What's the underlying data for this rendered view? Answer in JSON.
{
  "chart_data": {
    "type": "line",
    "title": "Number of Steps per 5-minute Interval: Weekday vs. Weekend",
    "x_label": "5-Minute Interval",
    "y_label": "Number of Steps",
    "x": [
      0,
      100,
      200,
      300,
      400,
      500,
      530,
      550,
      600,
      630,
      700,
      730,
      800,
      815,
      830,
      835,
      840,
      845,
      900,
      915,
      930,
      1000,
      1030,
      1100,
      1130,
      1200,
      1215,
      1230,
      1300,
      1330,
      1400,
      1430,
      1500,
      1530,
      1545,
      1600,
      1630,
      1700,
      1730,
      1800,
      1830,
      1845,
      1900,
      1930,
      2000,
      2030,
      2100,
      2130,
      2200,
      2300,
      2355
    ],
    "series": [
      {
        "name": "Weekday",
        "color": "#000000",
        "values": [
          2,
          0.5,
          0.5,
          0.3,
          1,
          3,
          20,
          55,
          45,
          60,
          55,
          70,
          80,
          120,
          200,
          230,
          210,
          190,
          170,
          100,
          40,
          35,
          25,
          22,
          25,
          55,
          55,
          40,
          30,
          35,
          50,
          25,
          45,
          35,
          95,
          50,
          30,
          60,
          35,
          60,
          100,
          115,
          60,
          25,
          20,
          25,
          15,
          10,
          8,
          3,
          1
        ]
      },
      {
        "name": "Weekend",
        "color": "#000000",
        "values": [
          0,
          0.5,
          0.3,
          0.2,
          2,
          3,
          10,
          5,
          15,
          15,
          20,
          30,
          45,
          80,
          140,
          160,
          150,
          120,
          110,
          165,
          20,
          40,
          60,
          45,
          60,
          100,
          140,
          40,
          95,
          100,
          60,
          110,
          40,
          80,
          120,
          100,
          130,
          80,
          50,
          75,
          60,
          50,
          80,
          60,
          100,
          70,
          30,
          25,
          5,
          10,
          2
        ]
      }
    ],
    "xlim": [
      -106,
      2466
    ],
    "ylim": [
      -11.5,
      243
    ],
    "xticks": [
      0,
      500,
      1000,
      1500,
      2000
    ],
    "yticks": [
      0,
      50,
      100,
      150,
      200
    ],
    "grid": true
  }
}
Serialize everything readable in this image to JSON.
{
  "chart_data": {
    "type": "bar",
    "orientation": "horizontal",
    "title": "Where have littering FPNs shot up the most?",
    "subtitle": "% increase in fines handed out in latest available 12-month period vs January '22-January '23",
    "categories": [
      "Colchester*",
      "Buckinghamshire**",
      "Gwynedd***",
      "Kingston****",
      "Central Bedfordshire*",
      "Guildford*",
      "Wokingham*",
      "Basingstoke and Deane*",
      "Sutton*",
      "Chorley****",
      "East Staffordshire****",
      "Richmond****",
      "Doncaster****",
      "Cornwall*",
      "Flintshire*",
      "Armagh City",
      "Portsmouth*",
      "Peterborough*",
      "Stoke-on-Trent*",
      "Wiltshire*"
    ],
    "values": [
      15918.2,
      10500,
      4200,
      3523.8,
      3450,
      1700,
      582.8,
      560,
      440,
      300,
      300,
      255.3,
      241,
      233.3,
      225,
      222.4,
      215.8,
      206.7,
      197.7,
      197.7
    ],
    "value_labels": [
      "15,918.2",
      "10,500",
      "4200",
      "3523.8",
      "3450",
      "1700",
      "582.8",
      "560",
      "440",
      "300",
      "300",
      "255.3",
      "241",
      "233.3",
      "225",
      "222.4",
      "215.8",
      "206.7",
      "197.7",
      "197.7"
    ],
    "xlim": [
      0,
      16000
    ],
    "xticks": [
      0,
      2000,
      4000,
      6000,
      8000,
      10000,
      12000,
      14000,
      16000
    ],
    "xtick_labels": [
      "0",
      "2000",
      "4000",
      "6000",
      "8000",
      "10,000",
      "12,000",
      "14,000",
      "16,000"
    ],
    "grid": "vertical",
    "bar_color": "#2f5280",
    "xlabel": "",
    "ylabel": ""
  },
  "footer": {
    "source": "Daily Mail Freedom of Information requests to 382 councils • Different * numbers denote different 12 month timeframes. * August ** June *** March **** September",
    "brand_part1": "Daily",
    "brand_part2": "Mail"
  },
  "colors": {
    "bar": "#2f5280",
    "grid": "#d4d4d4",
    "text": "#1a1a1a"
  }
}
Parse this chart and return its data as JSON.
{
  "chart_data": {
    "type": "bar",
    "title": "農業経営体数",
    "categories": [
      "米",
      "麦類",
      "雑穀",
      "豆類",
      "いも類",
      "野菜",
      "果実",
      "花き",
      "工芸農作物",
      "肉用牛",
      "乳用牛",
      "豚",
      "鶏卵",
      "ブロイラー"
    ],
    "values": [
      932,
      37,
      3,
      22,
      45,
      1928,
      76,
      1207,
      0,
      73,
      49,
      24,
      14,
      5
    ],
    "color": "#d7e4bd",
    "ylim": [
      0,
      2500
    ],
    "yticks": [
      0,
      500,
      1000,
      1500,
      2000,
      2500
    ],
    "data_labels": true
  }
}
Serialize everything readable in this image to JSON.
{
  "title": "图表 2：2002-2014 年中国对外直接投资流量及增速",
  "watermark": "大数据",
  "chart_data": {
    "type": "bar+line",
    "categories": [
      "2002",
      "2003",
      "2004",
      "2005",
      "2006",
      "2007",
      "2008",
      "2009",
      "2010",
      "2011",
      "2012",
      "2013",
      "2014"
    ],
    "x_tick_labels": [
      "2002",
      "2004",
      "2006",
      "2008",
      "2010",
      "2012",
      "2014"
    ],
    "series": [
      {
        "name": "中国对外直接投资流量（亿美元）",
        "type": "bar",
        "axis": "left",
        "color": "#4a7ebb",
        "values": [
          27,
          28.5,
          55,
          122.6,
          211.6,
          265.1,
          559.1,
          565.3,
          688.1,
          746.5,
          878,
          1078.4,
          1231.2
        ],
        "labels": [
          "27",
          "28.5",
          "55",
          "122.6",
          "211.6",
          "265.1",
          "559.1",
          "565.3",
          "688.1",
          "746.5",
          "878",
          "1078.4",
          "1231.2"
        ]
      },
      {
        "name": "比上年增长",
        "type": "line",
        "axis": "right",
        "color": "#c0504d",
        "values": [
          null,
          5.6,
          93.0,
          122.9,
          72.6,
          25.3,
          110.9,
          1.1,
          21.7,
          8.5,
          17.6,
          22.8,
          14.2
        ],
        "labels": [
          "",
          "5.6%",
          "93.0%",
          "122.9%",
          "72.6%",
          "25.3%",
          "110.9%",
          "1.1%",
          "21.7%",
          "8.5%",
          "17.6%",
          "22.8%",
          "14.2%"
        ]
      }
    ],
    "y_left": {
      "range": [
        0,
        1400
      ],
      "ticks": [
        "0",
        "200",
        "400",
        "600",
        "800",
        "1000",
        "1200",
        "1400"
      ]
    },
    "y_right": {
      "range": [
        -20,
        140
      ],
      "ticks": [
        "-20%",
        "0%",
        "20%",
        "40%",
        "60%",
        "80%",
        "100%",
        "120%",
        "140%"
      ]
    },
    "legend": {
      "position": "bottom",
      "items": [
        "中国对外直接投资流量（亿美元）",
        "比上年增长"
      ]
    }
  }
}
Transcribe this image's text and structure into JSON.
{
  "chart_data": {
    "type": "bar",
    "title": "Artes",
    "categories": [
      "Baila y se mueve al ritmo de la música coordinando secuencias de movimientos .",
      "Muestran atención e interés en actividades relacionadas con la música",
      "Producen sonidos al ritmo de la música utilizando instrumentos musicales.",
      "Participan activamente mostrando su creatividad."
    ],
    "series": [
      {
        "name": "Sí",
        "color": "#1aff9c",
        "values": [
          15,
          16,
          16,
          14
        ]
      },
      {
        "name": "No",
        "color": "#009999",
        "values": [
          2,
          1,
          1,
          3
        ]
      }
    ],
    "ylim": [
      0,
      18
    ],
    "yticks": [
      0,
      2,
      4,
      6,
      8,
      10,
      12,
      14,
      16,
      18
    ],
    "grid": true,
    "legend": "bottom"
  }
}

####################

▸ Exercise instructions
Copy, from the material above, each line in which the string "Interval" occurs.

▸ Task result
    "title": "Number of Steps per 5-minute Interval: Weekday vs. Weekend",
    "x_label": "5-Minute Interval",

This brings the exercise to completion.